## What the task asks:
Retype the material verbatim, starting with its first line and continuing through the line that contains "section-title — [107, 106, 448, 121]", with both of those lines included.

## Listing:

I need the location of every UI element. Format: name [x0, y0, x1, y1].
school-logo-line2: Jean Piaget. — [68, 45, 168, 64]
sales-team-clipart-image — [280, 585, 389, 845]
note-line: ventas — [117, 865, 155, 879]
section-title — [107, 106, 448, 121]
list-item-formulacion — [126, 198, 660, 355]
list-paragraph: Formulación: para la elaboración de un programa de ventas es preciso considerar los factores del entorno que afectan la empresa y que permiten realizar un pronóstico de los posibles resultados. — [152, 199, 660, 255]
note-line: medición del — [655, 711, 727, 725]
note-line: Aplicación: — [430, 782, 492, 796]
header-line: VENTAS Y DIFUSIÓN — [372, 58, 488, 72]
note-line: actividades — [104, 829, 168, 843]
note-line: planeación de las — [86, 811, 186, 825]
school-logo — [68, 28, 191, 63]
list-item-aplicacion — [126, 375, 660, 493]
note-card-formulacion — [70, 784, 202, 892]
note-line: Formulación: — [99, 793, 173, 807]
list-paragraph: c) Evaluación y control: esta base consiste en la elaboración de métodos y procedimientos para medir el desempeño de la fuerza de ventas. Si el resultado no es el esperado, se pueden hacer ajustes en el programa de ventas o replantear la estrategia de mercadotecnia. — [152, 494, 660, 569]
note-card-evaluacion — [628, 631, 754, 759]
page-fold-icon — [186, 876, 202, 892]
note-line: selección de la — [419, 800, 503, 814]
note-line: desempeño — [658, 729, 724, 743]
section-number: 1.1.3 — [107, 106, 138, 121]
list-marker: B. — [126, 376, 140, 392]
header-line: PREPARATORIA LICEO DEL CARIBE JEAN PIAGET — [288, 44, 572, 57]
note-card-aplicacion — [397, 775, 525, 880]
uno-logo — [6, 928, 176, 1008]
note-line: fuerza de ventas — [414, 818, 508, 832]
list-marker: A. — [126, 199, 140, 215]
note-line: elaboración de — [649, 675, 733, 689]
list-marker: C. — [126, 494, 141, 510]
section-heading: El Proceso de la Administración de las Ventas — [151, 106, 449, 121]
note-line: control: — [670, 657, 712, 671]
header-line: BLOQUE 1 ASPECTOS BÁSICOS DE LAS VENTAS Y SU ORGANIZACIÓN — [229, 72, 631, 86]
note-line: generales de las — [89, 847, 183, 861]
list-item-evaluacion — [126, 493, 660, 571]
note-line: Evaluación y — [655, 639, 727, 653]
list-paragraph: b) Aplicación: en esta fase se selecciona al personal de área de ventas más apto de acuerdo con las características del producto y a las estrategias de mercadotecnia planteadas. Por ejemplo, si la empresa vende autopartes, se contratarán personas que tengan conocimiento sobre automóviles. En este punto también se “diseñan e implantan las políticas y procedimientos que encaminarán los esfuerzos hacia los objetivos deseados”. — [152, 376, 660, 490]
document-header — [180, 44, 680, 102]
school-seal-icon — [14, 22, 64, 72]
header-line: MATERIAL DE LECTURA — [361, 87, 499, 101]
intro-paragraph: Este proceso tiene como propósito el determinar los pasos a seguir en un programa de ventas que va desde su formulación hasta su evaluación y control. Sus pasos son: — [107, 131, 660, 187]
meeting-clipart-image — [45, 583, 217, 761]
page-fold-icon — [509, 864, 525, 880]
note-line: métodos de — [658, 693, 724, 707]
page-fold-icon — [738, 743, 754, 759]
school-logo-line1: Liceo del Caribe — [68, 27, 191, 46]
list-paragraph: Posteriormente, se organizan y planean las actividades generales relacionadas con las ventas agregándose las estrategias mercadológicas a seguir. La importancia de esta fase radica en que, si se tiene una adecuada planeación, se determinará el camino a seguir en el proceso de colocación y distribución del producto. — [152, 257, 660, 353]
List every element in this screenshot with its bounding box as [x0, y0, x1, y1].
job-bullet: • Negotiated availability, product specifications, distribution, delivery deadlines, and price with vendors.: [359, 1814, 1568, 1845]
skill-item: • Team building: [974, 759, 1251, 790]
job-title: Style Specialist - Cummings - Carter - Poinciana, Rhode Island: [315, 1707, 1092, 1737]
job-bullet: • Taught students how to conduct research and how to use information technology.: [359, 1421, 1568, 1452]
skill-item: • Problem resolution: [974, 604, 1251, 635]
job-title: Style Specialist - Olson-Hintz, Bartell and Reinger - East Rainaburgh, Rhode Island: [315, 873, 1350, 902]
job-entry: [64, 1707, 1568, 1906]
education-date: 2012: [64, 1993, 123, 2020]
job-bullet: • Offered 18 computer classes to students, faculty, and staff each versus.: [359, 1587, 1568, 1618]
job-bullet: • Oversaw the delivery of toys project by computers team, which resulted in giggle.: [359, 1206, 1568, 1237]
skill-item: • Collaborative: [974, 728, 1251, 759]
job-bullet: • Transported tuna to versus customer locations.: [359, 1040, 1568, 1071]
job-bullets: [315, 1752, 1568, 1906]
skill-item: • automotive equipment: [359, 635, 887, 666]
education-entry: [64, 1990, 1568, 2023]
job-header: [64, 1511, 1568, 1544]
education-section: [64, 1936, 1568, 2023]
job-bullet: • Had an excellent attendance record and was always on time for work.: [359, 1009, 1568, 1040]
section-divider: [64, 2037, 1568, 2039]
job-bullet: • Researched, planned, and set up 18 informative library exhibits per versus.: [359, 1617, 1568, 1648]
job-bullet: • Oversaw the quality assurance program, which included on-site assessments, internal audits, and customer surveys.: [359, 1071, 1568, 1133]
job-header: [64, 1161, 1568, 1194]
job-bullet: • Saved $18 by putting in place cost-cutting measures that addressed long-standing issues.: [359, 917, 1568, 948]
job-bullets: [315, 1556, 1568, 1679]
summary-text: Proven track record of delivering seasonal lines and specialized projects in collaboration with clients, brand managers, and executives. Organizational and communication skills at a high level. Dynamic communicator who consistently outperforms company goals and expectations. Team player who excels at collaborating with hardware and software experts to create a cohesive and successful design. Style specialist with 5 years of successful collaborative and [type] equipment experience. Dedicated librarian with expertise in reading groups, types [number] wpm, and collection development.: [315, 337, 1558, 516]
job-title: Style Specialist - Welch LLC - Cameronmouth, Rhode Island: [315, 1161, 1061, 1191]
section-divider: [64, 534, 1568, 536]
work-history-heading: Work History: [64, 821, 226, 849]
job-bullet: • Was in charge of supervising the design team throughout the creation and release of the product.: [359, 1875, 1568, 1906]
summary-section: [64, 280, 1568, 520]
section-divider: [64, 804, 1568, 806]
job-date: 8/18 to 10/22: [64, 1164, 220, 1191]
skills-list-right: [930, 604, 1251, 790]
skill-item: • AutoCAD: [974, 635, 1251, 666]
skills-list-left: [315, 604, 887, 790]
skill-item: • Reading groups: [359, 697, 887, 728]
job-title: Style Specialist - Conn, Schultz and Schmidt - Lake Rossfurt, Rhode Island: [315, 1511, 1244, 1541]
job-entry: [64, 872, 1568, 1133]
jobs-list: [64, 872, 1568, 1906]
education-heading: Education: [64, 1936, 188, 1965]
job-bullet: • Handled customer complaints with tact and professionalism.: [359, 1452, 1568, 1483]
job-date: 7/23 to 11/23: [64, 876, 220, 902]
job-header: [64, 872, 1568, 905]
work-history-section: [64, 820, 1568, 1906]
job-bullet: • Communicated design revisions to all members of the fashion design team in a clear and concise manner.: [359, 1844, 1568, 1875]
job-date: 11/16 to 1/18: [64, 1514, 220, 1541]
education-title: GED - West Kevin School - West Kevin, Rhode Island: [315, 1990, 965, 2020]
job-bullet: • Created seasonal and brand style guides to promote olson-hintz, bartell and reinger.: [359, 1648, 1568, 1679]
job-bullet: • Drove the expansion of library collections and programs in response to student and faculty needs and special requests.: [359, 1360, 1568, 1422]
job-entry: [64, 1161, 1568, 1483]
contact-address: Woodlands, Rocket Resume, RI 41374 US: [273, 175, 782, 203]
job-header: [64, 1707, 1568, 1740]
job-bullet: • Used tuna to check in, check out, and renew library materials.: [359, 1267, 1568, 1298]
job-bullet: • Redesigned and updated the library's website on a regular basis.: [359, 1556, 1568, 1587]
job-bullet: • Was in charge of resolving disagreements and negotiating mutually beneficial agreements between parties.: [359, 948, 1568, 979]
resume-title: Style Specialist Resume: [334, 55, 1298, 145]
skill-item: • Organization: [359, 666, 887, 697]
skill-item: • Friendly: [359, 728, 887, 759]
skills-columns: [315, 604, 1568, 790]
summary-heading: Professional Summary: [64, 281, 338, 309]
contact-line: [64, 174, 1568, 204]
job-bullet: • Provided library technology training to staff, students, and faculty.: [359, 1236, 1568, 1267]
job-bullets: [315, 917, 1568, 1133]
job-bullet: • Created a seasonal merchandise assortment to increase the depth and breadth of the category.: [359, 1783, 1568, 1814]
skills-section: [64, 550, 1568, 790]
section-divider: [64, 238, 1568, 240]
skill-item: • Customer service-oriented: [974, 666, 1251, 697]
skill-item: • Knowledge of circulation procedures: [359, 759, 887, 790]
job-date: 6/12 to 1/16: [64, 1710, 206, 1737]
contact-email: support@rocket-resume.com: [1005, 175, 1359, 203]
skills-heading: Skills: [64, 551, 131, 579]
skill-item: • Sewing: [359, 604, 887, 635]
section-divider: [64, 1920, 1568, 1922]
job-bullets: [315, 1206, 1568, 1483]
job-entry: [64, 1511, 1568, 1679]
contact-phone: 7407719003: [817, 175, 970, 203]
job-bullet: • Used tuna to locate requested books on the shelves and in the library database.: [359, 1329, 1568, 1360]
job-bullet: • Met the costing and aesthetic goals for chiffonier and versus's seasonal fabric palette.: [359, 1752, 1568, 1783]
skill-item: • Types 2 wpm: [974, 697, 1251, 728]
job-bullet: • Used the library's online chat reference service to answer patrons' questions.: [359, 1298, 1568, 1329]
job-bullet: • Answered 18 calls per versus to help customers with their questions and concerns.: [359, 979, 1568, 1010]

## Expected answer:
I need the location of every UI element. Format: name [x0, y0, x1, y1].
school-logo-line2: Jean Piaget. — [68, 45, 168, 64]
sales-team-clipart-image — [280, 585, 389, 845]
note-line: ventas — [117, 865, 155, 879]
section-title — [107, 106, 448, 121]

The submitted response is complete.